* The exercise *
Copy each line of the data below with the word "title".

═════ Dataset records ═════

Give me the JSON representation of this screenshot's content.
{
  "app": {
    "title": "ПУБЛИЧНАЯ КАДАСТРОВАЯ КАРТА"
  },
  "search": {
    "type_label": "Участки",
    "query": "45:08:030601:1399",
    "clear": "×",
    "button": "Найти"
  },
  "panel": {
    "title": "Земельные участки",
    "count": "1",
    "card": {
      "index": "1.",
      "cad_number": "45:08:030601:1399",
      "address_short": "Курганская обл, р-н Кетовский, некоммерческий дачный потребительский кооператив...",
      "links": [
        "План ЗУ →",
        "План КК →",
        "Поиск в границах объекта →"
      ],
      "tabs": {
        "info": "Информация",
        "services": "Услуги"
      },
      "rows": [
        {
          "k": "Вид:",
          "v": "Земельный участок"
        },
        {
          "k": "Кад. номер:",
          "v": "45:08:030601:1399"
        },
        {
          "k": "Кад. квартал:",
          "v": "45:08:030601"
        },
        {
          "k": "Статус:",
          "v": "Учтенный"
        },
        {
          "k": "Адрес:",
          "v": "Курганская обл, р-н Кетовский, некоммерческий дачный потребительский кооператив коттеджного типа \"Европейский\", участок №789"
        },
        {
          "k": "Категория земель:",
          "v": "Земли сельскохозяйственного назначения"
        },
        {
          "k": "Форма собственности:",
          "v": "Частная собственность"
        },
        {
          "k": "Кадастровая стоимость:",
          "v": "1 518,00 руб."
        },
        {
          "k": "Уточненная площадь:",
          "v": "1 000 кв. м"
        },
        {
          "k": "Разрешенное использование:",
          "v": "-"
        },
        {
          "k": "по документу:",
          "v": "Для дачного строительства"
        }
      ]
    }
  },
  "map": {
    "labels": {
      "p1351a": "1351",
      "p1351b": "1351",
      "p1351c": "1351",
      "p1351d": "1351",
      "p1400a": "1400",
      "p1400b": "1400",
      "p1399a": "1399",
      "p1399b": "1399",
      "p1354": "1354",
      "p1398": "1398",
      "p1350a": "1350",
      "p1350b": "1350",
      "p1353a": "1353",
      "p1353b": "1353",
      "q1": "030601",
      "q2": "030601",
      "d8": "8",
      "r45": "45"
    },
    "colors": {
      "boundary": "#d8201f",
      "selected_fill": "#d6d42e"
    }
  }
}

═════

* Result *
    "title": "ПУБЛИЧНАЯ КАДАСТРОВАЯ КАРТА"
    "title": "Земельные участки",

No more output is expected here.